Start Dataset entries

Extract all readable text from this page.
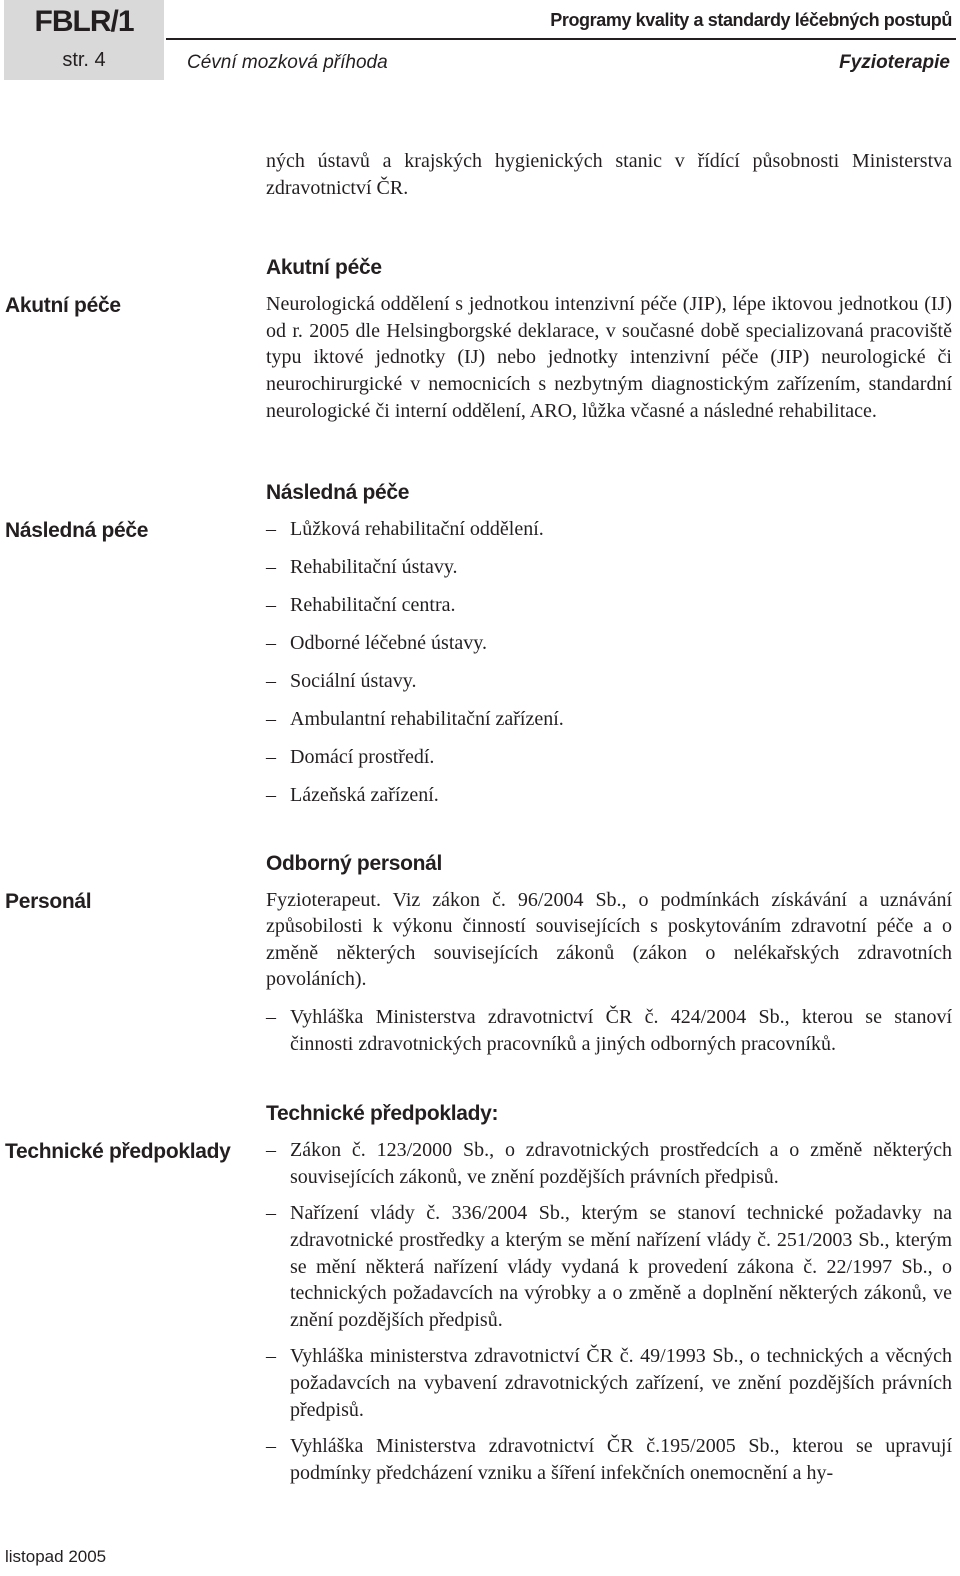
FBLR/1
str. 4
Programy kvality a standardy léčebných postupů
Cévní mozková příhoda	Fyzioterapie

ných ústavů a krajských hygienických stanic v řídící působnosti Ministerstva zdravotnictví ČR.

Akutní péče
Akutní péče

Neurologická oddělení s jednotkou intenzivní péče (JIP), lépe iktovou jednotkou (IJ) od r. 2005 dle Helsingborgské deklarace, v současné době specializovaná pracoviště typu iktové jednotky (IJ) nebo jednotky intenzivní péče (JIP) neurologické či neurochirurgické v nemocnicích s nezbytným diagnostickým zařízením, standardní neurologické či interní oddělení, ARO, lůžka včasné a následné rehabilitace.

Následná péče
Následná péče
– Lůžková rehabilitační oddělení.
– Rehabilitační ústavy.
– Rehabilitační centra.
– Odborné léčebné ústavy.
– Sociální ústavy.
– Ambulantní rehabilitační zařízení.
– Domácí prostředí.
– Lázeňská zařízení.
Personál
Odborný personál

Fyzioterapeut. Viz zákon č. 96/2004 Sb., o podmínkách získávání a uznávání způsobilosti k výkonu činností souvisejících s poskytováním zdravotní péče a o změně některých souvisejících zákonů (zákon o nelékařských zdravotních povoláních).

– Vyhláška Ministerstva zdravotnictví ČR č. 424/2004 Sb., kterou se stanoví činnosti zdravotnických pracovníků a jiných odborných pracovníků.
Technické předpoklady
Technické předpoklady:
– Zákon č. 123/2000 Sb., o zdravotnických prostředcích a o změně některých souvisejících zákonů, ve znění pozdějších právních předpisů.
– Nařízení vlády č. 336/2004 Sb., kterým se stanoví technické požadavky na zdravotnické prostředky a kterým se mění nařízení vlády č. 251/2003 Sb., kterým se mění některá nařízení vlády vydaná k provedení zákona č. 22/1997 Sb., o technických požadavcích na výrobky a o změně a doplnění některých zákonů, ve znění pozdějších předpisů.
– Vyhláška ministerstva zdravotnictví ČR č. 49/1993 Sb., o technických a věcných požadavcích na vybavení zdravotnických zařízení, ve znění pozdějších právních předpisů.
– Vyhláška Ministerstva zdravotnictví ČR č.195/2005 Sb., kterou se upravují podmínky předcházení vzniku a šíření infekčních onemocnění a hy-
listopad 2005
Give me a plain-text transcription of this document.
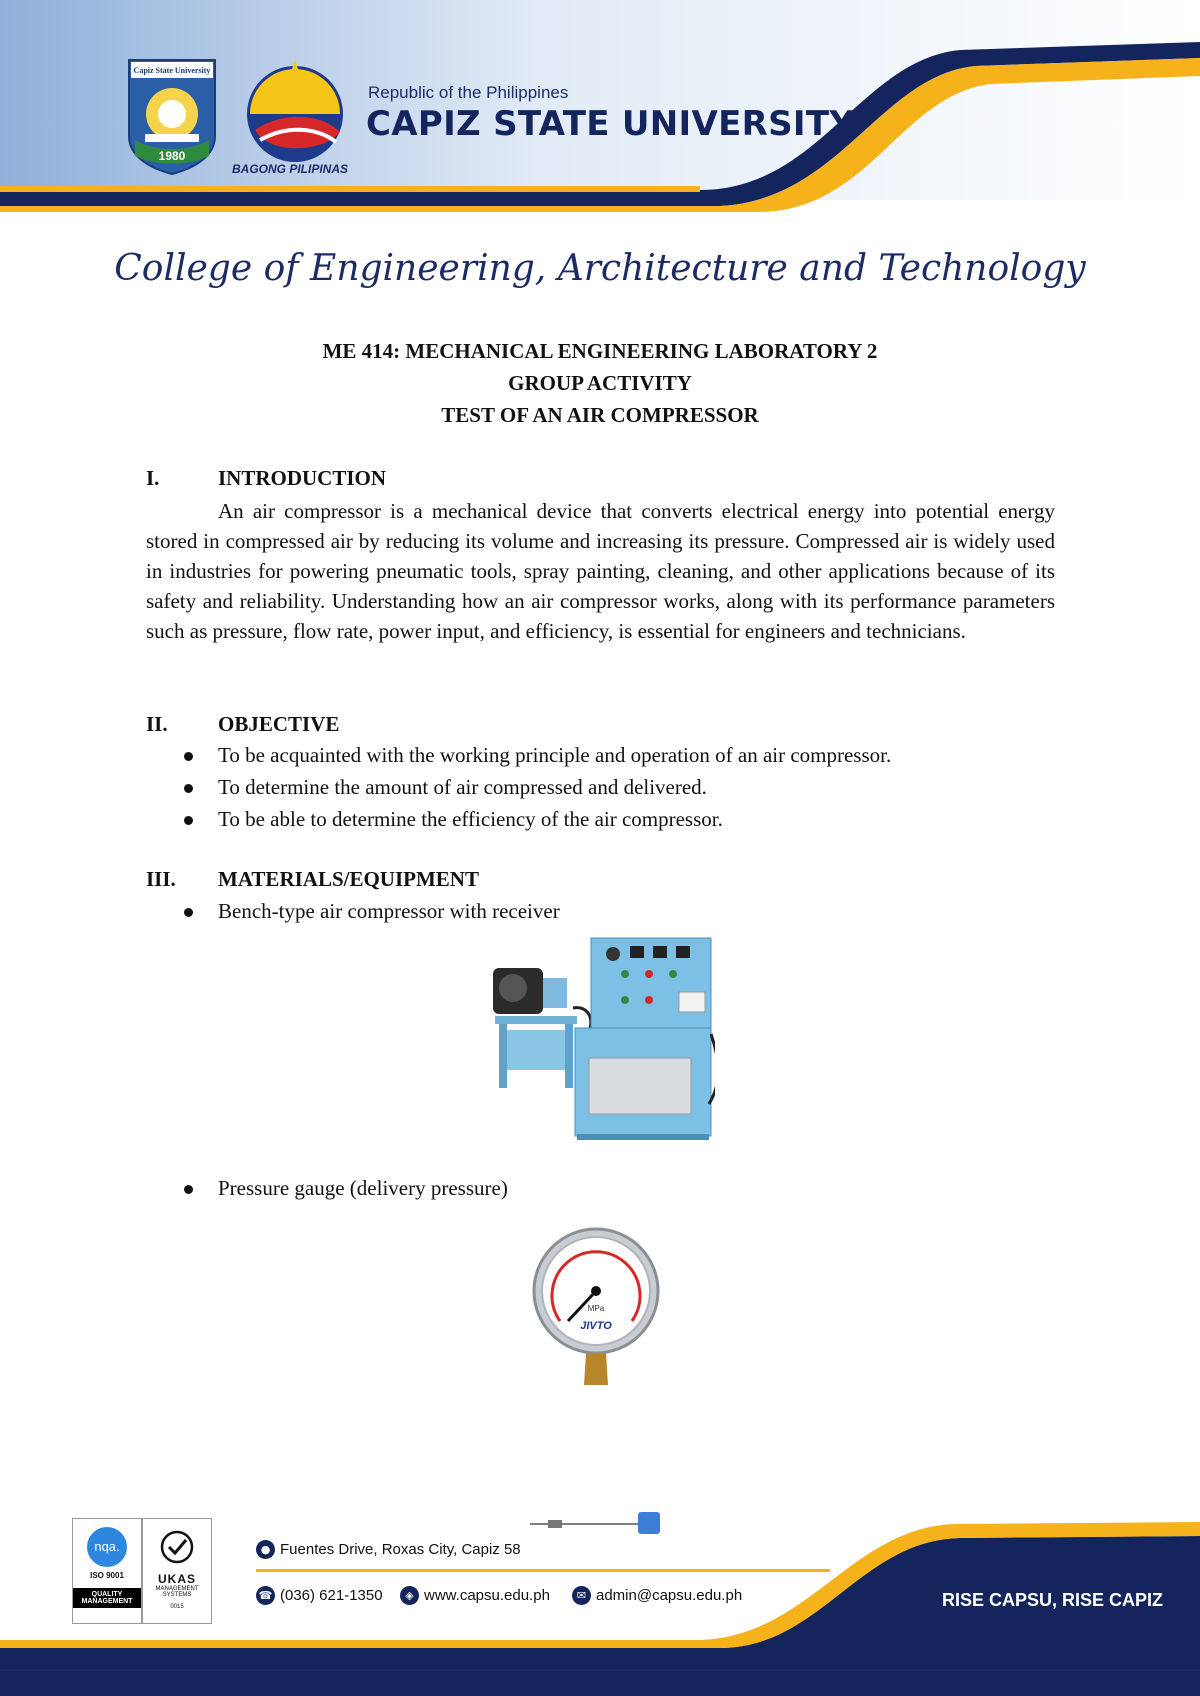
1980
Capiz State University
BAGONG PILIPINAS
Republic of the Philippines
CAPIZ STATE UNIVERSITY
College of Engineering, Architecture and Technology
ME 414: MECHANICAL ENGINEERING LABORATORY 2
GROUP ACTIVITY
TEST OF AN AIR COMPRESSOR
I.	INTRODUCTION
An air compressor is a mechanical device that converts electrical energy into potential energy stored in compressed air by reducing its volume and increasing its pressure. Compressed air is widely used in industries for powering pneumatic tools, spray painting, cleaning, and other applications because of its safety and reliability. Understanding how an air compressor works, along with its performance parameters such as pressure, flow rate, power input, and efficiency, is essential for engineers and technicians.
II. OBJECTIVE
To be acquainted with the working principle and operation of an air compressor.
To determine the amount of air compressed and delivered.
To be able to determine the efficiency of the air compressor.
III. MATERIALS/EQUIPMENT
Bench-type air compressor with receiver
Pressure gauge (delivery pressure)
MPa
JIVTO
nqa.
ISO 9001
QUALITY
MANAGEMENT
UKAS
MANAGEMENT
SYSTEMS
0015
● Fuentes Drive, Roxas City, Capiz 58
☎ (036) 621-1350	◈ www.capsu.edu.ph	✉ admin@capsu.edu.ph	RISE CAPSU, RISE CAPIZ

End Dataset entries

# To be done
Tally how many lines of the data include the word "Vyhláška". Write the number and nothing else.

# Task response
3